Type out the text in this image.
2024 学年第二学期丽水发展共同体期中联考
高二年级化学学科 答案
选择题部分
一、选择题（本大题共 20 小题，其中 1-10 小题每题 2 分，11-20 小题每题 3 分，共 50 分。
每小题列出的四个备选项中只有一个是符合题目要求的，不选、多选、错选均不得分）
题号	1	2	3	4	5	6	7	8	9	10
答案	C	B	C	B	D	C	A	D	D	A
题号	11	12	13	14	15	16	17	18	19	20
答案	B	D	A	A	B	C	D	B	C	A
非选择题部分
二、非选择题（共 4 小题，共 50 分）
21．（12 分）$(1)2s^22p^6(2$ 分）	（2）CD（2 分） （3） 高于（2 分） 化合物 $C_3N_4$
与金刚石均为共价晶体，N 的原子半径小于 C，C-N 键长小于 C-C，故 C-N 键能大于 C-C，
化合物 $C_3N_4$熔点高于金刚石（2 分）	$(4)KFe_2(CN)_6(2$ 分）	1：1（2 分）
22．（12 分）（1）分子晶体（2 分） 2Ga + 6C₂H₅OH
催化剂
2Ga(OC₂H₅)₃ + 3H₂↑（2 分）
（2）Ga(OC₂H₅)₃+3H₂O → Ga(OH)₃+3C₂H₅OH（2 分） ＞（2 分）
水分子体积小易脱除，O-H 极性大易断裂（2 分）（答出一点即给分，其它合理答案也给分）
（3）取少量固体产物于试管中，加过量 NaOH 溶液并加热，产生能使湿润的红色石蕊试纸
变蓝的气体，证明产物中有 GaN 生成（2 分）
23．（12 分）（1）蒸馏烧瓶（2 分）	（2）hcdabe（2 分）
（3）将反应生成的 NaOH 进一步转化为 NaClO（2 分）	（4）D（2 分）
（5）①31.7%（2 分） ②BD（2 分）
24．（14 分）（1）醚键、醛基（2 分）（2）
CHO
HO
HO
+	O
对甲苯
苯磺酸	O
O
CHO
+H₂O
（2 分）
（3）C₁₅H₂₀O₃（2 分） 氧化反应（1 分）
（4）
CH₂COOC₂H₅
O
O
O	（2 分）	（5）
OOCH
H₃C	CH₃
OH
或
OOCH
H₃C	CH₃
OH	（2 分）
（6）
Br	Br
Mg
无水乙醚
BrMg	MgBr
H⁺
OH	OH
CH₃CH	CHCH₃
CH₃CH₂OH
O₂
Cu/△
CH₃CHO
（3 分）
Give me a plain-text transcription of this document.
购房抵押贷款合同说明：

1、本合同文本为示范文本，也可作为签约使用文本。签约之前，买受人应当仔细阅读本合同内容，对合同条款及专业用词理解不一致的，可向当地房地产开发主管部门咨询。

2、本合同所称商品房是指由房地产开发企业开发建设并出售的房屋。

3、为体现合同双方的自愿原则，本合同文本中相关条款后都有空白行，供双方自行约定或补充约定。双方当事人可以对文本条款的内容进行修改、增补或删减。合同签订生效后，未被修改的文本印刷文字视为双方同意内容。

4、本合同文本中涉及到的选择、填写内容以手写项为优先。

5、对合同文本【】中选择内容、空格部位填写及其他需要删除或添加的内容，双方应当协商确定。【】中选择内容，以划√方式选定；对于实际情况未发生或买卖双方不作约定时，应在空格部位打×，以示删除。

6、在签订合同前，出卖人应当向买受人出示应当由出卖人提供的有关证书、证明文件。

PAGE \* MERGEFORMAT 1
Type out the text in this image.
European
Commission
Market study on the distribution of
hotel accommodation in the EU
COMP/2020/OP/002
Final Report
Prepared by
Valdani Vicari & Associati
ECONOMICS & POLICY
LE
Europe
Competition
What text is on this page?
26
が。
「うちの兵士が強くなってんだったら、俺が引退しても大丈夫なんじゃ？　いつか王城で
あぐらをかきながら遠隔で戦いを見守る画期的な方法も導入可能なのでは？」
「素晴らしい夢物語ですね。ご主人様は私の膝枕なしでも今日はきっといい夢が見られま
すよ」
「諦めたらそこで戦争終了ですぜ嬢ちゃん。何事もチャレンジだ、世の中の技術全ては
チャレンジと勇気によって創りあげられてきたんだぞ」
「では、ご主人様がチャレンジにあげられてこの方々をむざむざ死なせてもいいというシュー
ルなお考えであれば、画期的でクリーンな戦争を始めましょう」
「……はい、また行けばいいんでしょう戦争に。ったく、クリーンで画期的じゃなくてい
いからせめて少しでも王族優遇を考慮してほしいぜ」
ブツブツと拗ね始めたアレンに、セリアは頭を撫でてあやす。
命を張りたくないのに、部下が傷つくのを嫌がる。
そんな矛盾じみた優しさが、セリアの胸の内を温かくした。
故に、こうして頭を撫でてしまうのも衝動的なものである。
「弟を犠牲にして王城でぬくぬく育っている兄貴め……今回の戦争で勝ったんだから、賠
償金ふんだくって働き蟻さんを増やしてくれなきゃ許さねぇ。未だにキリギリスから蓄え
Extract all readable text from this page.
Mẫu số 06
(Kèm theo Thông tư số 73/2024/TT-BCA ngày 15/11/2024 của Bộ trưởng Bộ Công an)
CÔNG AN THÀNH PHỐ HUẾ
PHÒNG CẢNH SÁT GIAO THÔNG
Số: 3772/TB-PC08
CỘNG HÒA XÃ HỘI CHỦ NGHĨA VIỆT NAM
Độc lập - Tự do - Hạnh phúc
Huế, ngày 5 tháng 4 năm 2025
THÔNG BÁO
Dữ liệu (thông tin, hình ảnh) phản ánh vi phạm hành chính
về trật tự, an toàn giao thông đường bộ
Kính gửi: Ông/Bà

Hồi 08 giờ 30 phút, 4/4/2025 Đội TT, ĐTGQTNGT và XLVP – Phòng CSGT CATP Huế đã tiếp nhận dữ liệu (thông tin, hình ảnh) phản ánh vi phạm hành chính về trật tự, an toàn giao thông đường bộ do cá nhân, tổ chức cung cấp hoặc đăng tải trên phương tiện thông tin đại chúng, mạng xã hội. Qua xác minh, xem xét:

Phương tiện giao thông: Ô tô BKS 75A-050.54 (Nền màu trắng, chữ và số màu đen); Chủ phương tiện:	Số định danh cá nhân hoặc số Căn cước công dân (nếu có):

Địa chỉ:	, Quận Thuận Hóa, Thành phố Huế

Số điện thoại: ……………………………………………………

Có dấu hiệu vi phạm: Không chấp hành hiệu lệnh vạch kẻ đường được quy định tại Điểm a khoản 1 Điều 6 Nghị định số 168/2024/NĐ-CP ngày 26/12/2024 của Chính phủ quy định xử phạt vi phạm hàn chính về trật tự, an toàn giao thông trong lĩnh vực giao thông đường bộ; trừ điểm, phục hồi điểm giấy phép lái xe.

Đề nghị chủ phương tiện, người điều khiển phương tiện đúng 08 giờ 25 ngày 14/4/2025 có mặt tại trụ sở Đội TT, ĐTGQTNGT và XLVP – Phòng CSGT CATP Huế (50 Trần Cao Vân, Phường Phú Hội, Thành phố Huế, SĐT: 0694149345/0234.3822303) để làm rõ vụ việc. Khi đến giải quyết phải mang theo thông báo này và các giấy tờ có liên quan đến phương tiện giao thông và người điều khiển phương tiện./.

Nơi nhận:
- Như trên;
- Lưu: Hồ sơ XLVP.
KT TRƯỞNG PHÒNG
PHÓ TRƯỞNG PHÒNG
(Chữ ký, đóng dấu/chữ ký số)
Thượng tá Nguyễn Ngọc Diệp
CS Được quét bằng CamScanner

Exercise. All of the entries need to be reproduced exactly; please write them out.

Answer to the problem.
Type out the text in this image.
2024 学年第二学期丽水发展共同体期中联考
高二年级化学学科 答案
选择题部分
一、选择题（本大题共 20 小题，其中 1-10 小题每题 2 分，11-20 小题每题 3 分，共 50 分。
每小题列出的四个备选项中只有一个是符合题目要求的，不选、多选、错选均不得分）
题号	1	2	3	4	5	6	7	8	9	10
答案	C	B	C	B	D	C	A	D	D	A
题号	11	12	13	14	15	16	17	18	19	20
答案	B	D	A	A	B	C	D	B	C	A
非选择题部分
二、非选择题（共 4 小题，共 50 分）
21．（12 分）$(1)2s^22p^6(2$ 分）	（2）CD（2 分） （3） 高于（2 分） 化合物 $C_3N_4$
与金刚石均为共价晶体，N 的原子半径小于 C，C-N 键长小于 C-C，故 C-N 键能大于 C-C，
化合物 $C_3N_4$熔点高于金刚石（2 分）	$(4)KFe_2(CN)_6(2$ 分）	1：1（2 分）
22．（12 分）（1）分子晶体（2 分） 2Ga + 6C₂H₅OH
催化剂
2Ga(OC₂H₅)₃ + 3H₂↑（2 分）
（2）Ga(OC₂H₅)₃+3H₂O → Ga(OH)₃+3C₂H₅OH（2 分） ＞（2 分）
水分子体积小易脱除，O-H 极性大易断裂（2 分）（答出一点即给分，其它合理答案也给分）
（3）取少量固体产物于试管中，加过量 NaOH 溶液并加热，产生能使湿润的红色石蕊试纸
变蓝的气体，证明产物中有 GaN 生成（2 分）
23．（12 分）（1）蒸馏烧瓶（2 分）	（2）hcdabe（2 分）
（3）将反应生成的 NaOH 进一步转化为 NaClO（2 分）	（4）D（2 分）
（5）①31.7%（2 分） ②BD（2 分）
24．（14 分）（1）醚键、醛基（2 分）（2）
CHO
HO
HO
+	O
对甲苯
苯磺酸	O
O
CHO
+H₂O
（2 分）
（3）C₁₅H₂₀O₃（2 分） 氧化反应（1 分）
（4）
CH₂COOC₂H₅
O
O
O	（2 分）	（5）
OOCH
H₃C	CH₃
OH
或
OOCH
H₃C	CH₃
OH	（2 分）
（6）
Br	Br
Mg
无水乙醚
BrMg	MgBr
H⁺
OH	OH
CH₃CH	CHCH₃
CH₃CH₂OH
O₂
Cu/△
CH₃CHO
（3 分）
Give me a plain-text transcription of this document.
购房抵押贷款合同说明：

1、本合同文本为示范文本，也可作为签约使用文本。签约之前，买受人应当仔细阅读本合同内容，对合同条款及专业用词理解不一致的，可向当地房地产开发主管部门咨询。

2、本合同所称商品房是指由房地产开发企业开发建设并出售的房屋。

3、为体现合同双方的自愿原则，本合同文本中相关条款后都有空白行，供双方自行约定或补充约定。双方当事人可以对文本条款的内容进行修改、增补或删减。合同签订生效后，未被修改的文本印刷文字视为双方同意内容。

4、本合同文本中涉及到的选择、填写内容以手写项为优先。

5、对合同文本【】中选择内容、空格部位填写及其他需要删除或添加的内容，双方应当协商确定。【】中选择内容，以划√方式选定；对于实际情况未发生或买卖双方不作约定时，应在空格部位打×，以示删除。

6、在签订合同前，出卖人应当向买受人出示应当由出卖人提供的有关证书、证明文件。

PAGE \* MERGEFORMAT 1
Type out the text in this image.
European
Commission
Market study on the distribution of
hotel accommodation in the EU
COMP/2020/OP/002
Final Report
Prepared by
Valdani Vicari & Associati
ECONOMICS & POLICY
LE
Europe
Competition
What text is on this page?
26
が。
「うちの兵士が強くなってんだったら、俺が引退しても大丈夫なんじゃ？　いつか王城で
あぐらをかきながら遠隔で戦いを見守る画期的な方法も導入可能なのでは？」
「素晴らしい夢物語ですね。ご主人様は私の膝枕なしでも今日はきっといい夢が見られま
すよ」
「諦めたらそこで戦争終了ですぜ嬢ちゃん。何事もチャレンジだ、世の中の技術全ては
チャレンジと勇気によって創りあげられてきたんだぞ」
「では、ご主人様がチャレンジにあげられてこの方々をむざむざ死なせてもいいというシュー
ルなお考えであれば、画期的でクリーンな戦争を始めましょう」
「……はい、また行けばいいんでしょう戦争に。ったく、クリーンで画期的じゃなくてい
いからせめて少しでも王族優遇を考慮してほしいぜ」
ブツブツと拗ね始めたアレンに、セリアは頭を撫でてあやす。
命を張りたくないのに、部下が傷つくのを嫌がる。
そんな矛盾じみた優しさが、セリアの胸の内を温かくした。
故に、こうして頭を撫でてしまうのも衝動的なものである。
「弟を犠牲にして王城でぬくぬく育っている兄貴め……今回の戦争で勝ったんだから、賠
償金ふんだくって働き蟻さんを増やしてくれなきゃ許さねぇ。未だにキリギリスから蓄え
Extract all readable text from this page.
Mẫu số 06
(Kèm theo Thông tư số 73/2024/TT-BCA ngày 15/11/2024 của Bộ trưởng Bộ Công an)
CÔNG AN THÀNH PHỐ HUẾ
PHÒNG CẢNH SÁT GIAO THÔNG
Số: 3772/TB-PC08
CỘNG HÒA XÃ HỘI CHỦ NGHĨA VIỆT NAM
Độc lập - Tự do - Hạnh phúc
Huế, ngày 5 tháng 4 năm 2025
THÔNG BÁO
Dữ liệu (thông tin, hình ảnh) phản ánh vi phạm hành chính
về trật tự, an toàn giao thông đường bộ
Kính gửi: Ông/Bà

Hồi 08 giờ 30 phút, 4/4/2025 Đội TT, ĐTGQTNGT và XLVP – Phòng CSGT CATP Huế đã tiếp nhận dữ liệu (thông tin, hình ảnh) phản ánh vi phạm hành chính về trật tự, an toàn giao thông đường bộ do cá nhân, tổ chức cung cấp hoặc đăng tải trên phương tiện thông tin đại chúng, mạng xã hội. Qua xác minh, xem xét:

Phương tiện giao thông: Ô tô BKS 75A-050.54 (Nền màu trắng, chữ và số màu đen); Chủ phương tiện:	Số định danh cá nhân hoặc số Căn cước công dân (nếu có):

Địa chỉ:	, Quận Thuận Hóa, Thành phố Huế

Số điện thoại: ……………………………………………………

Có dấu hiệu vi phạm: Không chấp hành hiệu lệnh vạch kẻ đường được quy định tại Điểm a khoản 1 Điều 6 Nghị định số 168/2024/NĐ-CP ngày 26/12/2024 của Chính phủ quy định xử phạt vi phạm hàn chính về trật tự, an toàn giao thông trong lĩnh vực giao thông đường bộ; trừ điểm, phục hồi điểm giấy phép lái xe.

Đề nghị chủ phương tiện, người điều khiển phương tiện đúng 08 giờ 25 ngày 14/4/2025 có mặt tại trụ sở Đội TT, ĐTGQTNGT và XLVP – Phòng CSGT CATP Huế (50 Trần Cao Vân, Phường Phú Hội, Thành phố Huế, SĐT: 0694149345/0234.3822303) để làm rõ vụ việc. Khi đến giải quyết phải mang theo thông báo này và các giấy tờ có liên quan đến phương tiện giao thông và người điều khiển phương tiện./.

Nơi nhận:
- Như trên;
- Lưu: Hồ sơ XLVP.
KT TRƯỞNG PHÒNG
PHÓ TRƯỞNG PHÒNG
(Chữ ký, đóng dấu/chữ ký số)
Thượng tá Nguyễn Ngọc Diệp
CS Được quét bằng CamScanner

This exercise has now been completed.